— START Provided records —

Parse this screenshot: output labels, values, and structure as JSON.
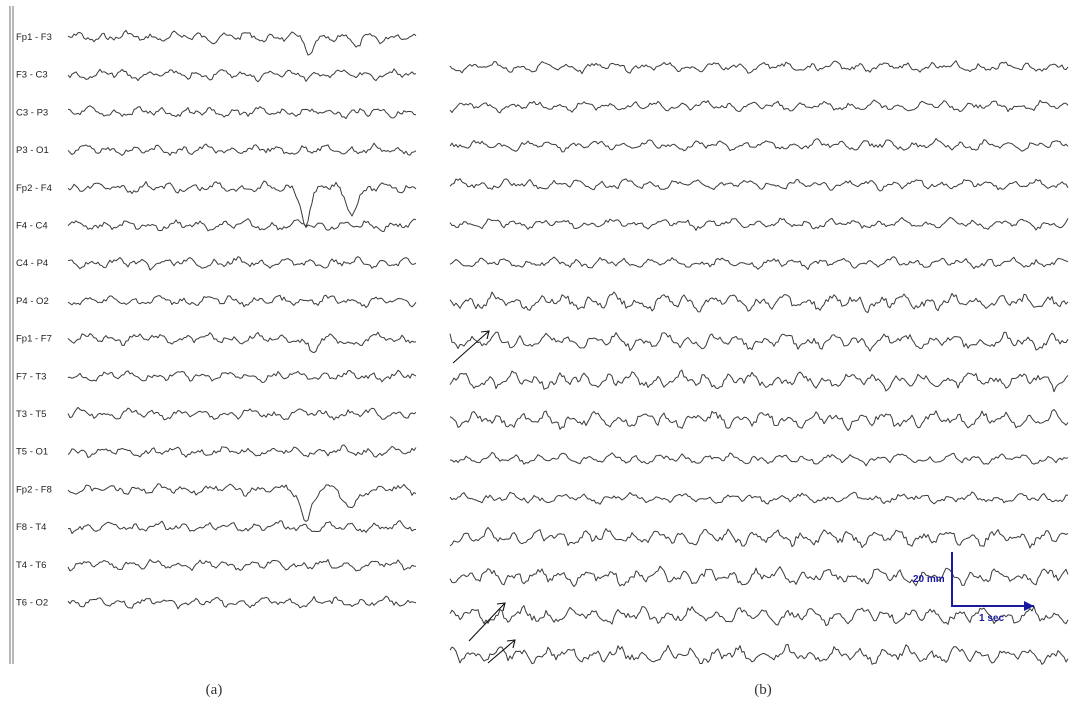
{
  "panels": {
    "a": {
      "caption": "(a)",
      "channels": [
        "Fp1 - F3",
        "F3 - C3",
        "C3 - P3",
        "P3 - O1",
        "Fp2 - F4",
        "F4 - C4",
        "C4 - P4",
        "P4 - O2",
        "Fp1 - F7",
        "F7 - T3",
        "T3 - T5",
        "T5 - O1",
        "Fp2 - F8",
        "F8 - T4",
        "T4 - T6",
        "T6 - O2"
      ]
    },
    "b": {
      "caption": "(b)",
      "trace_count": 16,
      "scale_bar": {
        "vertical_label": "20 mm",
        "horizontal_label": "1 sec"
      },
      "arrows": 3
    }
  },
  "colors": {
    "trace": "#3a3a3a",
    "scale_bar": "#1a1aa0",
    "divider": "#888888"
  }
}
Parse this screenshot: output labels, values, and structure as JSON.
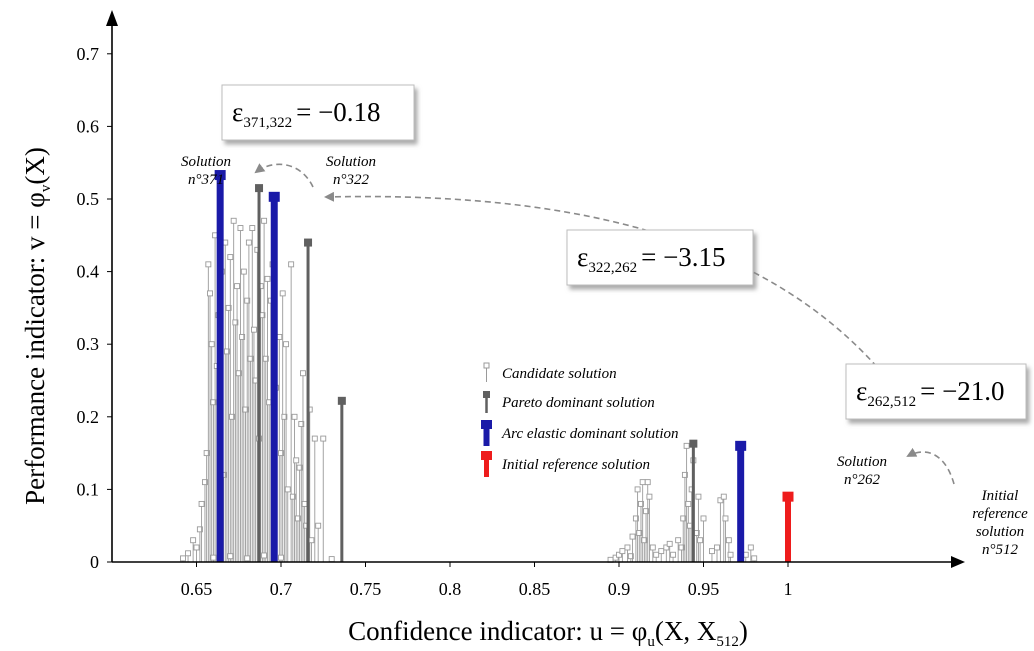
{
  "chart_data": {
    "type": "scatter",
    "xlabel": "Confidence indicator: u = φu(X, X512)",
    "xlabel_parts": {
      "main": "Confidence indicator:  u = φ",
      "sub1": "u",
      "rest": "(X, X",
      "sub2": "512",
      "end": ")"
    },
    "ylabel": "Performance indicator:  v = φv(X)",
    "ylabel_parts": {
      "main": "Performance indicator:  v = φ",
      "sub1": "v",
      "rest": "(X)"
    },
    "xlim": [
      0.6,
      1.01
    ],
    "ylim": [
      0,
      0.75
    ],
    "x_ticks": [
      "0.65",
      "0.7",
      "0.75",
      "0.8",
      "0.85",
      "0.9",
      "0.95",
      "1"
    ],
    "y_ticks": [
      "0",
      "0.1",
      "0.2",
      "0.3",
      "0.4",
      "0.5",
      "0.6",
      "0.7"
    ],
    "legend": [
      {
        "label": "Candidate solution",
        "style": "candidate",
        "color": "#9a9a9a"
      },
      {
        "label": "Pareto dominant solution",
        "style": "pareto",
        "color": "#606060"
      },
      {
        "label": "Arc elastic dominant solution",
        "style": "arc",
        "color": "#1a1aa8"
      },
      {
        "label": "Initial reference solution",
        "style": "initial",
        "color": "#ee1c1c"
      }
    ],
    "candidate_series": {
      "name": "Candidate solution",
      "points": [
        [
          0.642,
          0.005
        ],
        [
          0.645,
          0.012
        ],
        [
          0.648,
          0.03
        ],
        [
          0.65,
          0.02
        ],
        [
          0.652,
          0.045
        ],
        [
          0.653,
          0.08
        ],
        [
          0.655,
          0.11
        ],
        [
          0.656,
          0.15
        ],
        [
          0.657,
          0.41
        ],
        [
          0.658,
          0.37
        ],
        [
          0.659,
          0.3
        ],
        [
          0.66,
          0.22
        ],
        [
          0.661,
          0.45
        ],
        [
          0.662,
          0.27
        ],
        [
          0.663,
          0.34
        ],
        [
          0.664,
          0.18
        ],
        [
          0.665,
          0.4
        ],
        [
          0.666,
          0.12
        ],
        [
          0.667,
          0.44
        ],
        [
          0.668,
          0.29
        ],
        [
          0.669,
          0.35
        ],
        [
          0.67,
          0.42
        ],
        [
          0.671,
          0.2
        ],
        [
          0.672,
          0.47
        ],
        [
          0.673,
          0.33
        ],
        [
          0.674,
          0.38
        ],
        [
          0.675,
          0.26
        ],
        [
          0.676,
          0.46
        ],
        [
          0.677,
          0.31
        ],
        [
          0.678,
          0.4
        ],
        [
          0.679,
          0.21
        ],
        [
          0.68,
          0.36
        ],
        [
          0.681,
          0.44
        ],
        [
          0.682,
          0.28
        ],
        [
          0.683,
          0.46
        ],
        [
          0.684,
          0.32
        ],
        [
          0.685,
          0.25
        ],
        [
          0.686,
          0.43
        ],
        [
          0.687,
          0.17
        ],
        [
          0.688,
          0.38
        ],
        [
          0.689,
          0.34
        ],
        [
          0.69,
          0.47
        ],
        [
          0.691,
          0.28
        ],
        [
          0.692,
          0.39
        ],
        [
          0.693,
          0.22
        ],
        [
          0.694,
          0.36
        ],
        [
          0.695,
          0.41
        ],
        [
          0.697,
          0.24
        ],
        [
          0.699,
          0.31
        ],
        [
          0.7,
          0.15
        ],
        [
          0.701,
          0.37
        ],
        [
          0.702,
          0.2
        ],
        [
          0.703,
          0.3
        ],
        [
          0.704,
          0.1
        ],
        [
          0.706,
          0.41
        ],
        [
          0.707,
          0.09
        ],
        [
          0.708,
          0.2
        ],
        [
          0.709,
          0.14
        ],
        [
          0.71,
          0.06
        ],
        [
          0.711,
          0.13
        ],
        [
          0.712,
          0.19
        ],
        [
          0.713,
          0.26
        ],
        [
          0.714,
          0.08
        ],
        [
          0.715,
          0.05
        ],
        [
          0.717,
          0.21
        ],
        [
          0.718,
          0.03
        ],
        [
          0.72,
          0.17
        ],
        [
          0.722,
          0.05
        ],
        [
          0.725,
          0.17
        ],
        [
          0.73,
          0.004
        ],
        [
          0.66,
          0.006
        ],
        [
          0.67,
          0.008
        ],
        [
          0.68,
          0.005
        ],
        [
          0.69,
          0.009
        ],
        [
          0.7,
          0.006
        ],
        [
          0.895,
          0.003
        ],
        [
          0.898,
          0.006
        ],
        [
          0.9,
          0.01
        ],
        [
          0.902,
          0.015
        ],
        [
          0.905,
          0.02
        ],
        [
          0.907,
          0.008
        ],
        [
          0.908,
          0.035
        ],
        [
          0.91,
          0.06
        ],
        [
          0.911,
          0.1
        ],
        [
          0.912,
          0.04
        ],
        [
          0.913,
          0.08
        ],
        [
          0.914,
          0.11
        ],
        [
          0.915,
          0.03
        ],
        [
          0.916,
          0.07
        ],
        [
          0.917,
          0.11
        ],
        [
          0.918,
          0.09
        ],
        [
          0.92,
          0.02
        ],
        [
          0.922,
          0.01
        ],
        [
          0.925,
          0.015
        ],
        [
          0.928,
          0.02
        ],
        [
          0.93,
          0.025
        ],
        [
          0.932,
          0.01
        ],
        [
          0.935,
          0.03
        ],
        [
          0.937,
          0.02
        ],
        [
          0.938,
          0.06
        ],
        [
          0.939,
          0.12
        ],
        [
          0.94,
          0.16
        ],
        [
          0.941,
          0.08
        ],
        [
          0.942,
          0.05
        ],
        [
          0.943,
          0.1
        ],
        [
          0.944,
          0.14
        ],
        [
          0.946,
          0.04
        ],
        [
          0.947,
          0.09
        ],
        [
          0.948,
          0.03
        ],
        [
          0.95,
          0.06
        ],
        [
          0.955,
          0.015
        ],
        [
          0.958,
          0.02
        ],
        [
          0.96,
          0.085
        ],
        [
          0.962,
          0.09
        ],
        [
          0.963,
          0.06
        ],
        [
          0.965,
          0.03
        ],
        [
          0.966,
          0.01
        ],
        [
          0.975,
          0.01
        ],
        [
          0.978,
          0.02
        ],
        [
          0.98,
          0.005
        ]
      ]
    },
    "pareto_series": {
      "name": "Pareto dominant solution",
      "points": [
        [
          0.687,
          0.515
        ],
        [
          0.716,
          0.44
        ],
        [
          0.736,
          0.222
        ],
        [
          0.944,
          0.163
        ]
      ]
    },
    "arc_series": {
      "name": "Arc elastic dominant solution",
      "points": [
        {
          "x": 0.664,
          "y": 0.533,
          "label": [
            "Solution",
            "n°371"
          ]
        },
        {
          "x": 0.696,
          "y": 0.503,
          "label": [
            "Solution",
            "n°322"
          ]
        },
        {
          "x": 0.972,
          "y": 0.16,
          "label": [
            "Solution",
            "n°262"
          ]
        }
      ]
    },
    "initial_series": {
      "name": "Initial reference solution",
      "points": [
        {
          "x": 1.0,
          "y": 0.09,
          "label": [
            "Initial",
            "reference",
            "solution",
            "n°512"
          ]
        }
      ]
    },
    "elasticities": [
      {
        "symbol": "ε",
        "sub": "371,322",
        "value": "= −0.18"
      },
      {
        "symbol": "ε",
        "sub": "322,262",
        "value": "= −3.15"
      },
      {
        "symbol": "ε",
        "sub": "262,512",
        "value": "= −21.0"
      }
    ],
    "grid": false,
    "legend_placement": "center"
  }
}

— END Provided records —
— START Provided records —

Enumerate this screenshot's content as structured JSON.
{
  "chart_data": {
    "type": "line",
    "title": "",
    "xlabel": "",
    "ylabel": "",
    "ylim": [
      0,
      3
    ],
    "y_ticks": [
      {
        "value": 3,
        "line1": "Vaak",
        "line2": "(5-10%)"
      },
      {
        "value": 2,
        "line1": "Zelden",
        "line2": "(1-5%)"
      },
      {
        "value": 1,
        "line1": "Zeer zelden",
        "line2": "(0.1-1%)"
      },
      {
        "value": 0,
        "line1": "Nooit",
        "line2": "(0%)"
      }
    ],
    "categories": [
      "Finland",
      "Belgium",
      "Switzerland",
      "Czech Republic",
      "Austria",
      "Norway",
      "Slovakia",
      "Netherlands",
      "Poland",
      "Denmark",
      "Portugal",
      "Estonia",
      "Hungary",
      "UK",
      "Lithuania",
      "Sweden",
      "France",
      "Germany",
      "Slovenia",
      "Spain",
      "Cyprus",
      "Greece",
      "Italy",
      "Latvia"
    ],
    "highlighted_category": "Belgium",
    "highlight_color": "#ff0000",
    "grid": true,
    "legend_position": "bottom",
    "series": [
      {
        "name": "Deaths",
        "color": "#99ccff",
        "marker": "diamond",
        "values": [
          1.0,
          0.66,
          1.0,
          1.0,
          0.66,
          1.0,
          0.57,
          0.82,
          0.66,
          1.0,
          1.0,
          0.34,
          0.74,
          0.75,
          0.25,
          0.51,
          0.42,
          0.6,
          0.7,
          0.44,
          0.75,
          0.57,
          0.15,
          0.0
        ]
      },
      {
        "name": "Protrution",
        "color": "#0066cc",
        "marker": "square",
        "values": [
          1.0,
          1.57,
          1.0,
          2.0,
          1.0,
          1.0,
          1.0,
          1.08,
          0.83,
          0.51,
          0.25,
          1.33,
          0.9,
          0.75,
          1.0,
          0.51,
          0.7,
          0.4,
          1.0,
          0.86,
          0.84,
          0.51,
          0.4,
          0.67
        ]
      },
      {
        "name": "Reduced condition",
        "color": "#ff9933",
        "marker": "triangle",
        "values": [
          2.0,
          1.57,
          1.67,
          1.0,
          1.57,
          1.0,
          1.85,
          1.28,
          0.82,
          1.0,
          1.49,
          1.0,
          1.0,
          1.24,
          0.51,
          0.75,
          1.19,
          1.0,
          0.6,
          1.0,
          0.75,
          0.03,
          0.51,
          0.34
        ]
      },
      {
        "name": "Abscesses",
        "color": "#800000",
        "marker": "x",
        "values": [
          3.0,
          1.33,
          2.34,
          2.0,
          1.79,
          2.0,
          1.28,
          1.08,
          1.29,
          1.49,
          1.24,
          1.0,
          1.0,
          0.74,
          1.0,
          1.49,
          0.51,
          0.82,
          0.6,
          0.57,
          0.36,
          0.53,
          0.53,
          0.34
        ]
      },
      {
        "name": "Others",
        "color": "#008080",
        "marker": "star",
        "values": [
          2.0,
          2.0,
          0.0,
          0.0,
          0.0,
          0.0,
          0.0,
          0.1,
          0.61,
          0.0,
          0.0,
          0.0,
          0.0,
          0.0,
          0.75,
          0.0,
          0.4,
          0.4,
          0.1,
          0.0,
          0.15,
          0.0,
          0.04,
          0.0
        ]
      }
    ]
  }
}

— END Provided records —
— START Provided records —

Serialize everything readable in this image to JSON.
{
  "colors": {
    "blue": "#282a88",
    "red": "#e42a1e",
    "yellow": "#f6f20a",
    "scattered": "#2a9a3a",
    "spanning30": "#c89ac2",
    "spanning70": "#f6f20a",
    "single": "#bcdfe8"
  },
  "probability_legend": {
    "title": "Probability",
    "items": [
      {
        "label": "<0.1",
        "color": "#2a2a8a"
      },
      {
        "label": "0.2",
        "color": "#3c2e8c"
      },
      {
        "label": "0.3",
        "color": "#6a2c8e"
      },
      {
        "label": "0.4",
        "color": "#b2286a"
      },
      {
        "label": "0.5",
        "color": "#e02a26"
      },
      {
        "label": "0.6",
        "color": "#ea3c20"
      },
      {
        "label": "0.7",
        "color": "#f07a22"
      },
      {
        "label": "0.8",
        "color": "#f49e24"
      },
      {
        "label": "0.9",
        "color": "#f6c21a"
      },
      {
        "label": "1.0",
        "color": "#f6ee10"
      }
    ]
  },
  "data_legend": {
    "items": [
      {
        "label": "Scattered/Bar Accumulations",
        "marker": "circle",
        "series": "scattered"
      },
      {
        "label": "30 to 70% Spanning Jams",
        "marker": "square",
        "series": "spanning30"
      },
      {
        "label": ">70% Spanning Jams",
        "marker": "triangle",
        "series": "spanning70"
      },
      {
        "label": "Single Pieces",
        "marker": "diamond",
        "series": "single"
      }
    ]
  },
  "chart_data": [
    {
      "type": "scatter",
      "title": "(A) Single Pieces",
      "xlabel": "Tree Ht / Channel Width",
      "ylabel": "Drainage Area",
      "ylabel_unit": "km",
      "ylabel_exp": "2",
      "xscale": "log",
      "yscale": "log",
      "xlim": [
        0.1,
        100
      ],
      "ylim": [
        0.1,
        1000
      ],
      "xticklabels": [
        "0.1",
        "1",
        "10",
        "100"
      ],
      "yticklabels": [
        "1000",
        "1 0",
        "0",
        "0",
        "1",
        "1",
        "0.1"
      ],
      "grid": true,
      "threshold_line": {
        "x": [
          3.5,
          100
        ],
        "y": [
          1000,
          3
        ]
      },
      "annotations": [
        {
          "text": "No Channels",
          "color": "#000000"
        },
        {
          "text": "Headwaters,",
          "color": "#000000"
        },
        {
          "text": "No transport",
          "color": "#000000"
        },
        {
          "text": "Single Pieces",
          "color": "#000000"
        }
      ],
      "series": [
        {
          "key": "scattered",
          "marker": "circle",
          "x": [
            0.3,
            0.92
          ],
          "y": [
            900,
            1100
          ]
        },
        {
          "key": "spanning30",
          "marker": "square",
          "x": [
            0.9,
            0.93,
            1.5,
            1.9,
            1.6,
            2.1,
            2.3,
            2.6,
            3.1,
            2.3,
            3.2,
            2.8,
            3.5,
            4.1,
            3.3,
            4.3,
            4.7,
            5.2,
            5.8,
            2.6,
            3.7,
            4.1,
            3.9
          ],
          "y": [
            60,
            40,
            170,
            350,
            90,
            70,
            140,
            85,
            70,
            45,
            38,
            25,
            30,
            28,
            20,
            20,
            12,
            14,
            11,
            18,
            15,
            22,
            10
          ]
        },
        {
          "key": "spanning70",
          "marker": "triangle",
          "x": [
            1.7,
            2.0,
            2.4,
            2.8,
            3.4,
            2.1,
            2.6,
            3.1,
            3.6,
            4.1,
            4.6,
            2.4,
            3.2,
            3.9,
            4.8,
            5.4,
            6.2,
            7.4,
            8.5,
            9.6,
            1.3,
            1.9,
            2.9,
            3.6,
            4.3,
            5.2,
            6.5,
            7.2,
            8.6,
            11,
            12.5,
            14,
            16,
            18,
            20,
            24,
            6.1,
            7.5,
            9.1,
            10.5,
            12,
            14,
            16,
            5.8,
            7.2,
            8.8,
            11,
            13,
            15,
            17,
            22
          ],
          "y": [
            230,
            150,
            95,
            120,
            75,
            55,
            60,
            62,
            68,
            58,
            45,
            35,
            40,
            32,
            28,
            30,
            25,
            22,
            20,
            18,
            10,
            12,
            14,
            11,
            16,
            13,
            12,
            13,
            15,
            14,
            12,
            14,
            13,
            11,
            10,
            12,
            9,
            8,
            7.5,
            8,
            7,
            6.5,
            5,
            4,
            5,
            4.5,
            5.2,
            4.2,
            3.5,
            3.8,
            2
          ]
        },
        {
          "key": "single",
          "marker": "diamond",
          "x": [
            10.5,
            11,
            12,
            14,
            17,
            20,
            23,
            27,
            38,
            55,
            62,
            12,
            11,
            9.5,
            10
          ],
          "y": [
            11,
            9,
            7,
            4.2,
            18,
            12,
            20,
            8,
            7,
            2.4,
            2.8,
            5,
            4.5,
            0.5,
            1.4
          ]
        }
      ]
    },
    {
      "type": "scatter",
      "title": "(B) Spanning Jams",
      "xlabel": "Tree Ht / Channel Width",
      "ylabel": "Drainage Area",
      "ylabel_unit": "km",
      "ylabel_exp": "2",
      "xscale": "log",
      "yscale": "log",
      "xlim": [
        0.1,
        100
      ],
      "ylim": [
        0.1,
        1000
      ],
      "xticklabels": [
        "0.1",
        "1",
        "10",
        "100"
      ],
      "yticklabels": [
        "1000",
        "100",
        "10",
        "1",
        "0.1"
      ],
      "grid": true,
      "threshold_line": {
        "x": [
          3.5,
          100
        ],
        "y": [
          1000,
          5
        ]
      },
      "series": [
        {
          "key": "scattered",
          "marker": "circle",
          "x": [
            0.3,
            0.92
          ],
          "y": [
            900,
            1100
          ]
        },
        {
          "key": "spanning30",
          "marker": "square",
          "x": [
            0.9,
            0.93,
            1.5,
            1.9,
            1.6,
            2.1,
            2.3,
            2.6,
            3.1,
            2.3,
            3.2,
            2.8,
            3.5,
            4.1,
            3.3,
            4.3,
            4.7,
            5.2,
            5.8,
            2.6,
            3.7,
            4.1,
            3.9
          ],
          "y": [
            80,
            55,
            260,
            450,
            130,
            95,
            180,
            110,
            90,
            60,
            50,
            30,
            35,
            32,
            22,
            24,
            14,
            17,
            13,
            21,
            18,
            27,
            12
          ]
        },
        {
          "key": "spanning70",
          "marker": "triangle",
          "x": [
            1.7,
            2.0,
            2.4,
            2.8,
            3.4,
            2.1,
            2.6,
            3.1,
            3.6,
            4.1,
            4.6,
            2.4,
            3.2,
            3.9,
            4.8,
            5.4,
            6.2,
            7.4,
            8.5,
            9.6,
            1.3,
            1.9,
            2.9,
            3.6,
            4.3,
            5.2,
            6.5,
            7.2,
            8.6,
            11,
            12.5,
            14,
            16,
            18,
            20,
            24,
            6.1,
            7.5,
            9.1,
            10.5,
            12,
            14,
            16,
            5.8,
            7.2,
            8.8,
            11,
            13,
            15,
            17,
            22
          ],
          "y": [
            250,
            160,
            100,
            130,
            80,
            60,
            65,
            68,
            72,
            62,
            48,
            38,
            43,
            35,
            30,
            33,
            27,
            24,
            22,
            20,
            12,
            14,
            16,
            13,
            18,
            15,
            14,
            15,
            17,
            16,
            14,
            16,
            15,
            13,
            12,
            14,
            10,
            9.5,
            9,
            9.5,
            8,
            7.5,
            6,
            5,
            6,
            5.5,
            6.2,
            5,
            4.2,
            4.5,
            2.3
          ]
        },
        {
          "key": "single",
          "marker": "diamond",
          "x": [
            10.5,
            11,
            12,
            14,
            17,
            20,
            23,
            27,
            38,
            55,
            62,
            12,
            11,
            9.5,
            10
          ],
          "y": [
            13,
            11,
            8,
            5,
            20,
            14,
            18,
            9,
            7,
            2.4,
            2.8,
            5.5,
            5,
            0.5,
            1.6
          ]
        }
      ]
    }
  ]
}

— END Provided records —

**Task requirements**
Scan the listing above. Collect all lines with the word "this".

**Complete answer**
Parse this screenshot: output labels, values, and structure as JSON.
Parse this screenshot: output labels, values, and structure as JSON.
Enumerate this screenshot's content as structured JSON.
Serialize everything readable in this image to JSON.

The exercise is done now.